►

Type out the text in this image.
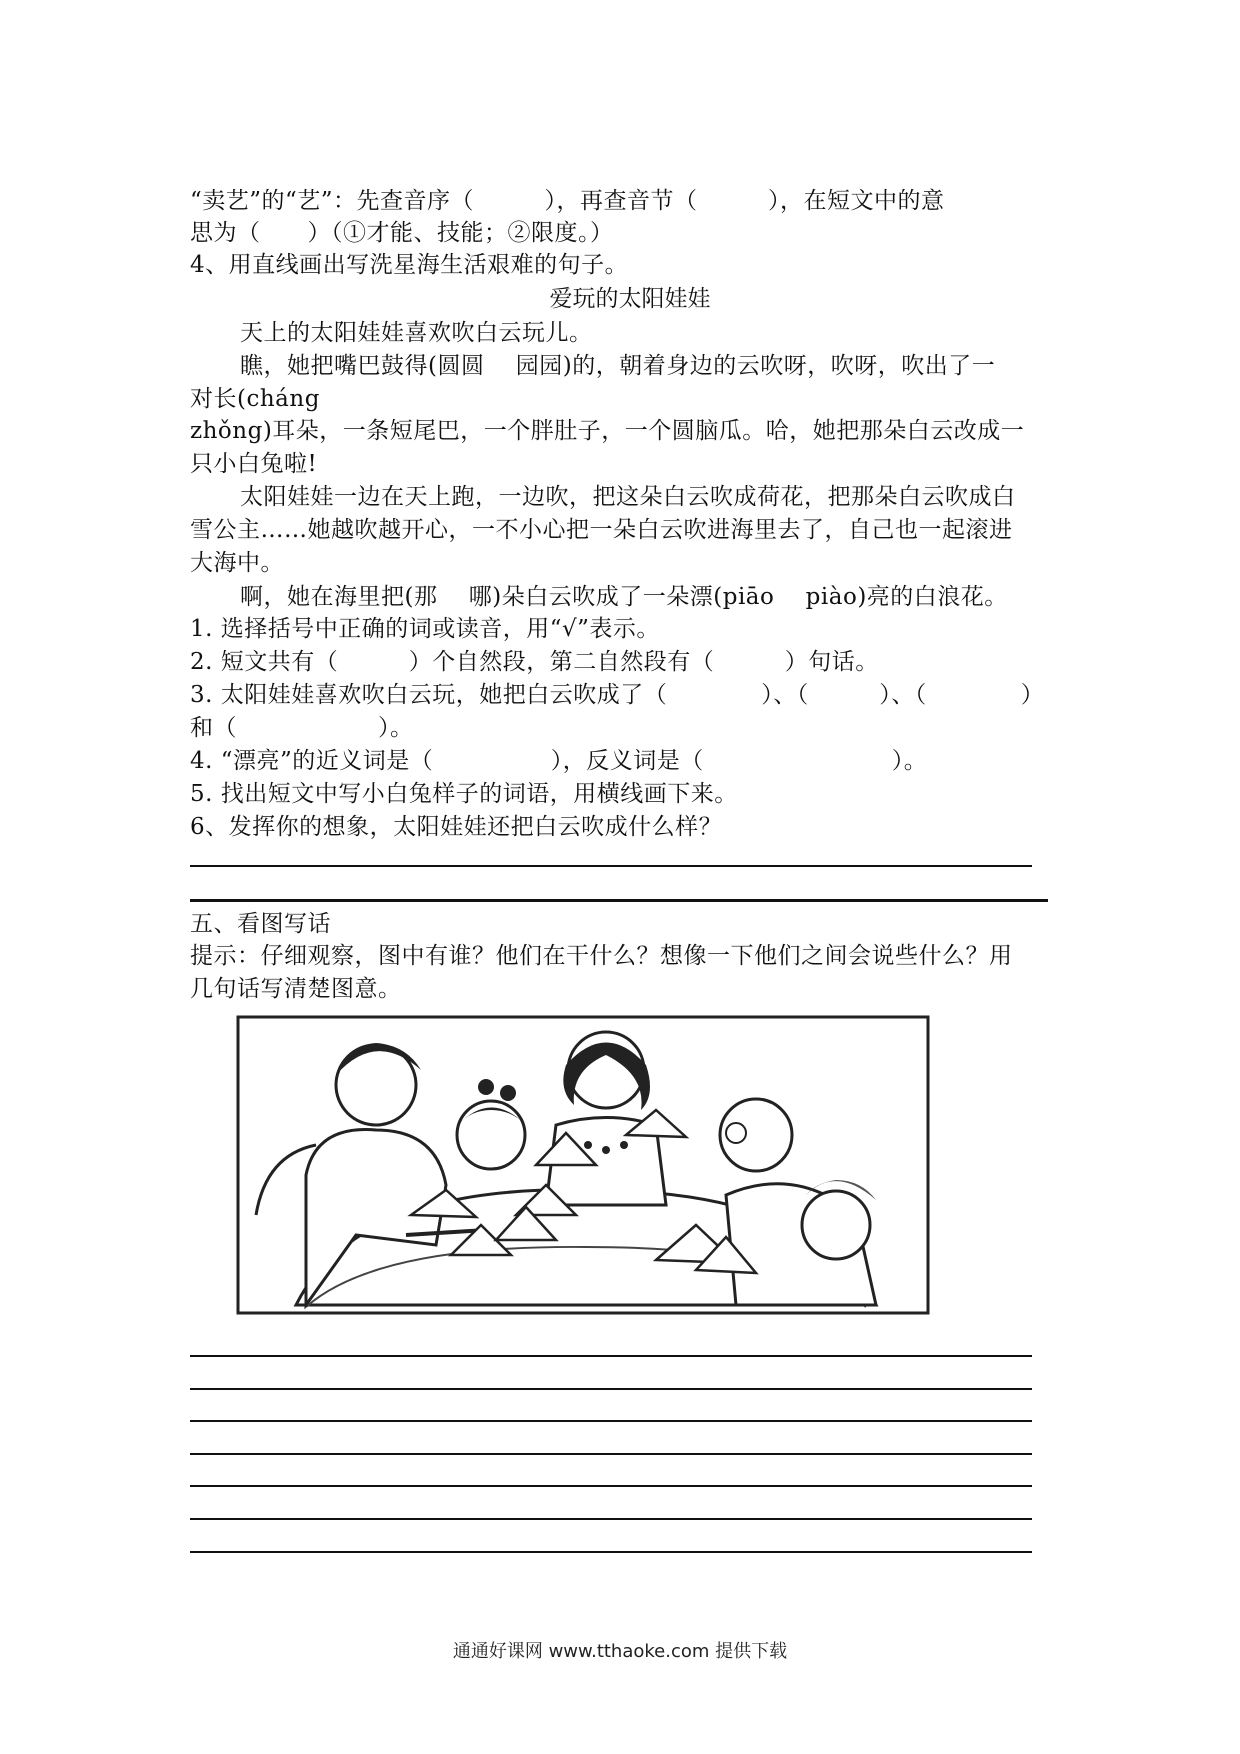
“卖艺”的“艺”：先查音序（　　　），再查音节（　　　），在短文中的意
思为（　　）（①才能、技能；②限度。）
4、用直线画出写洗星海生活艰难的句子。
爱玩的太阳娃娃
天上的太阳娃娃喜欢吹白云玩儿。
瞧，她把嘴巴鼓得(圆圆　 园园)的，朝着身边的云吹呀，吹呀，吹出了一
对长(cháng
zhǒng)耳朵，一条短尾巴，一个胖肚子，一个圆脑瓜。哈，她把那朵白云改成一
只小白兔啦!
太阳娃娃一边在天上跑，一边吹，把这朵白云吹成荷花，把那朵白云吹成白
雪公主……她越吹越开心，一不小心把一朵白云吹进海里去了，自己也一起滚进
大海中。
啊，她在海里把(那　 哪)朵白云吹成了一朵漂(piāo　 piào)亮的白浪花。
1. 选择括号中正确的词或读音，用“√”表示。
2. 短文共有（　　　）个自然段，第二自然段有（　　　）句话。
3. 太阳娃娃喜欢吹白云玩，她把白云吹成了（　　　　）、（　　　）、（　　　　）
和（　　　　　　）。
4. “漂亮”的近义词是（　　　　　），反义词是（　　　　　　　　）。
5. 找出短文中写小白兔样子的词语，用横线画下来。
6、发挥你的想象，太阳娃娃还把白云吹成什么样？
五、看图写话
提示：仔细观察，图中有谁？他们在干什么？想像一下他们之间会说些什么？用
几句话写清楚图意。
通通好课网 www.tthaoke.com 提供下载
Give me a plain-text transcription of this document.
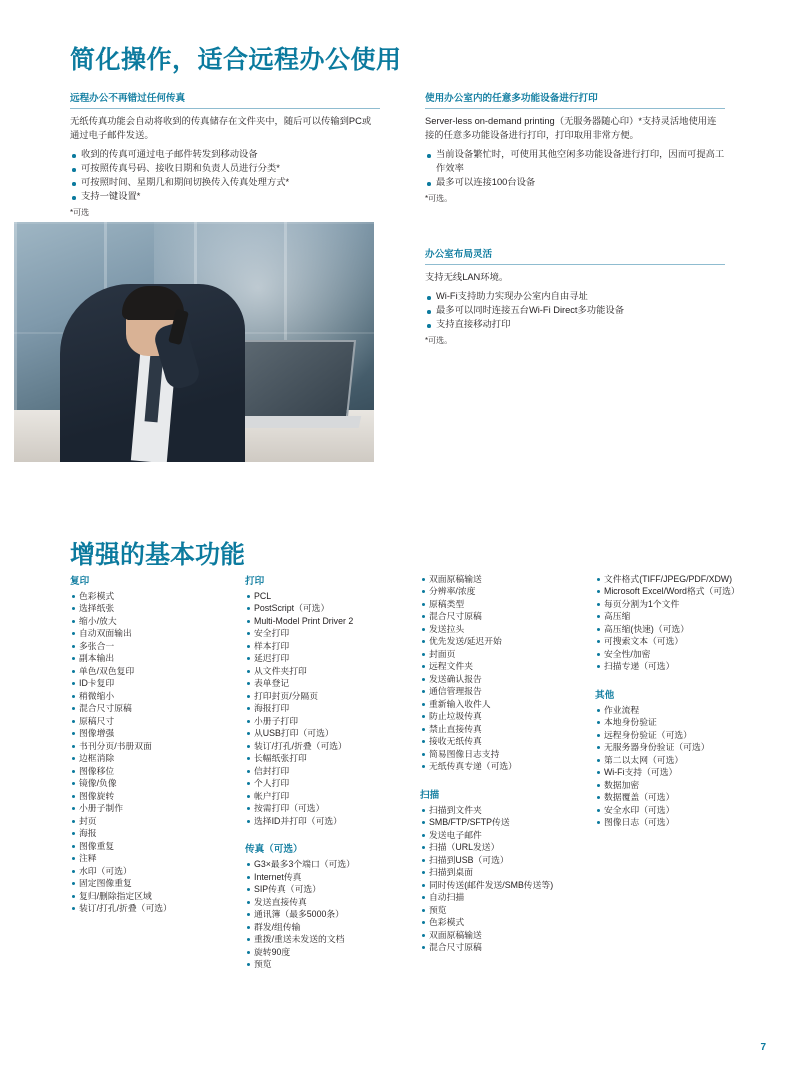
简化操作，适合远程办公使用
远程办公不再错过任何传真

无纸传真功能会自动将收到的传真储存在文件夹中，随后可以传输到PC或通过电子邮件发送。

收到的传真可通过电子邮件转发到移动设备
可按照传真号码、接收日期和负责人员进行分类*
可按照时间、星期几和期间切换传入传真处理方式*
支持一键设置*
*可选
使用办公室内的任意多功能设备进行打印

Server-less on-demand printing（无服务器随心印）*支持灵活地使用连接的任意多功能设备进行打印，打印取用非常方便。

当前设备繁忙时，可使用其他空闲多功能设备进行打印，因而可提高工作效率
最多可以连接100台设备
*可选。
办公室布局灵活

支持无线LAN环境。

Wi-Fi支持助力实现办公室内自由寻址
最多可以同时连接五台Wi-Fi Direct多功能设备
支持直接移动打印
*可选。
增强的基本功能
复印
色彩模式
选择纸张
缩小/放大
自动双面输出
多张合一
副本输出
单色/双色复印
ID卡复印
稍微缩小
混合尺寸原稿
原稿尺寸
图像增强
书刊分页/书册双面
边框消除
图像移位
镜像/负像
图像旋转
小册子制作
封页
海报
图像重复
注释
水印（可选）
固定图像重复
复归/删除指定区域
装订/打孔/折叠（可选）
打印
PCL
PostScript（可选）
Multi-Model Print Driver 2
安全打印
样本打印
延迟打印
从文件夹打印
表单登记
打印封页/分隔页
海报打印
小册子打印
从USB打印（可选）
装订/打孔/折叠（可选）
长幅纸张打印
信封打印
个人打印
帐户打印
按需打印（可选）
选择ID并打印（可选）
传真（可选）
G3×最多3个端口（可选）
Internet传真
SIP传真（可选）
发送直接传真
通讯簿（最多5000条）
群发/组传输
重拨/重送未发送的文档
旋转90度
预览
双面原稿输送
分辨率/浓度
原稿类型
混合尺寸原稿
发送拉头
优先发送/延迟开始
封面页
远程文件夹
发送确认报告
通信管理报告
重新输入收件人
防止垃圾传真
禁止直接传真
接收无纸传真
简易图像日志支持
无纸传真专递（可选）
扫描
扫描到文件夹
SMB/FTP/SFTP传送
发送电子邮件
扫描（URL发送）
扫描到USB（可选）
扫描到桌面
同时传送(邮件发送/SMB传送等)
自动扫描
预览
色彩模式
双面原稿输送
混合尺寸原稿
文件格式(TIFF/JPEG/PDF/XDW)
Microsoft Excel/Word格式（可选）
每页分割为1个文件
高压缩
高压缩(快速)（可选）
可搜索文本（可选）
安全性/加密
扫描专递（可选）
其他
作业流程
本地身份验证
远程身份验证（可选）
无服务器身份验证（可选）
第二以太网（可选）
Wi-Fi支持（可选）
数据加密
数据覆盖（可选）
安全水印（可选）
图像日志（可选）
7
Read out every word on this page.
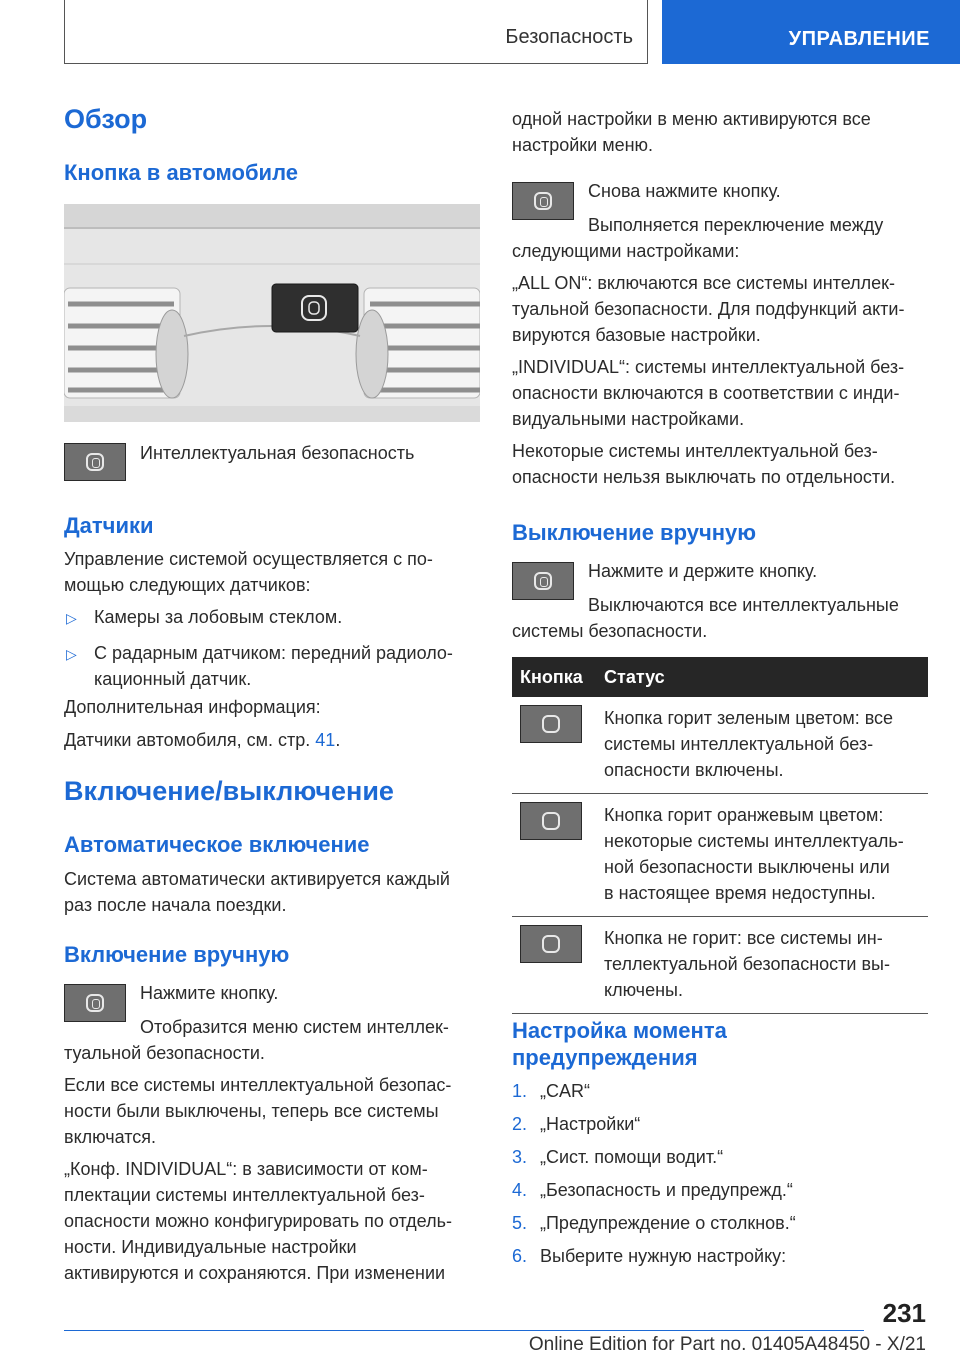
Безопасность	УПРАВЛЕНИЕ
Обзор
Кнопка в автомобиле
Интеллектуальная безопасность
Датчики
Управление системой осуществляется с по-
мощью следующих датчиков:
▷ Камеры за лобовым стеклом.
▷ С радарным датчиком: передний радиоло-
кационный датчик.
Дополнительная информация:
Датчики автомобиля, см. стр. 41.
Включение/выключение
Автоматическое включение
Система автоматически активируется каждый
раз после начала поездки.
Включение вручную
Нажмите кнопку.
Отобразится меню систем интеллек-
туальной безопасности.
Если все системы интеллектуальной безопас-
ности были выключены, теперь все системы
включатся.
„Конф. INDIVIDUAL“: в зависимости от ком-
плектации системы интеллектуальной без-
опасности можно конфигурировать по отдель-
ности. Индивидуальные настройки
активируются и сохраняются. При изменении
одной настройки в меню активируются все
настройки меню.
Снова нажмите кнопку.
Выполняется переключение между
следующими настройками:
„ALL ON“: включаются все системы интеллек-
туальной безопасности. Для подфункций акти-
вируются базовые настройки.
„INDIVIDUAL“: системы интеллектуальной без-
опасности включаются в соответствии с инди-
видуальными настройками.
Некоторые системы интеллектуальной без-
опасности нельзя выключать по отдельности.
Выключение вручную
Нажмите и держите кнопку.
Выключаются все интеллектуальные
системы безопасности.
Кнопка	Статус

	Кнопка горит зеленым цветом: все
системы интеллектуальной без-
опасности включены.

	Кнопка горит оранжевым цветом:
некоторые системы интеллектуаль-
ной безопасности выключены или
в настоящее время недоступны.

	Кнопка не горит: все системы ин-
теллектуальной безопасности вы-
ключены.
Настройка момента
предупреждения
1. „CAR“
2. „Настройки“
3. „Сист. помощи водит.“
4. „Безопасность и предупрежд.“
5. „Предупреждение о столкнов.“
6. Выберите нужную настройку:
231
Online Edition for Part no. 01405A48450 - X/21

◄

§ THE REQUEST
Look back over the material above and state how many lines hold the word "меню". Write the number and nothing else.

§ RESPONSE
3